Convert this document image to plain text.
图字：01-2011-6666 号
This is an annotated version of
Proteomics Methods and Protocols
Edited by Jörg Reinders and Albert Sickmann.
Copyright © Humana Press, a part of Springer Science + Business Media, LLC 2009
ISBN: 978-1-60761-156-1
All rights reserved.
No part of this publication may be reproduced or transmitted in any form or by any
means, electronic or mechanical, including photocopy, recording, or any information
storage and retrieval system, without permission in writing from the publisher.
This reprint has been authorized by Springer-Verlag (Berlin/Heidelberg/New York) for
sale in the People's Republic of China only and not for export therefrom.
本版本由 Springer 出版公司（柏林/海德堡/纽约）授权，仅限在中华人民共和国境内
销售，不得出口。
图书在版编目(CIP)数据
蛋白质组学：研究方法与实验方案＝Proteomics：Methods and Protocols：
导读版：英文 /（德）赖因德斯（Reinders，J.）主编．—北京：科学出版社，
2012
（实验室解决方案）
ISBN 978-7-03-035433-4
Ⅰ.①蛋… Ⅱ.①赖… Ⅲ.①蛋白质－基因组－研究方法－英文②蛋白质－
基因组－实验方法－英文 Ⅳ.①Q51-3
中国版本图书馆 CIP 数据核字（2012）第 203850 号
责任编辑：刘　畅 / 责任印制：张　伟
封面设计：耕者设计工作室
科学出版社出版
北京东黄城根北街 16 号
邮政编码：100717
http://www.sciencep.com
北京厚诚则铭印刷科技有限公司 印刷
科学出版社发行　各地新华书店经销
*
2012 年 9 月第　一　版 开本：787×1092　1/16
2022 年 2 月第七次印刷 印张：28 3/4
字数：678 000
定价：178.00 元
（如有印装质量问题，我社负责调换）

*YOUR OBJECTIVE*: Extract every line above exactly as it stands.

*WRITTEN RESPONSE*:
Convert this document image to plain text.
图字：01-2011-6666 号
This is an annotated version of
Proteomics Methods and Protocols
Edited by Jörg Reinders and Albert Sickmann.
Copyright © Humana Press, a part of Springer Science + Business Media, LLC 2009
ISBN: 978-1-60761-156-1
All rights reserved.
No part of this publication may be reproduced or transmitted in any form or by any
means, electronic or mechanical, including photocopy, recording, or any information
storage and retrieval system, without permission in writing from the publisher.
This reprint has been authorized by Springer-Verlag (Berlin/Heidelberg/New York) for
sale in the People's Republic of China only and not for export therefrom.
本版本由 Springer 出版公司（柏林/海德堡/纽约）授权，仅限在中华人民共和国境内
销售，不得出口。
图书在版编目(CIP)数据
蛋白质组学：研究方法与实验方案＝Proteomics：Methods and Protocols：
导读版：英文 /（德）赖因德斯（Reinders，J.）主编．—北京：科学出版社，
2012
（实验室解决方案）
ISBN 978-7-03-035433-4
Ⅰ.①蛋… Ⅱ.①赖… Ⅲ.①蛋白质－基因组－研究方法－英文②蛋白质－
基因组－实验方法－英文 Ⅳ.①Q51-3
中国版本图书馆 CIP 数据核字（2012）第 203850 号
责任编辑：刘　畅 / 责任印制：张　伟
封面设计：耕者设计工作室
科学出版社出版
北京东黄城根北街 16 号
邮政编码：100717
http://www.sciencep.com
北京厚诚则铭印刷科技有限公司 印刷
科学出版社发行　各地新华书店经销
*
2012 年 9 月第　一　版 开本：787×1092　1/16
2022 年 2 月第七次印刷 印张：28 3/4
字数：678 000
定价：178.00 元
（如有印装质量问题，我社负责调换）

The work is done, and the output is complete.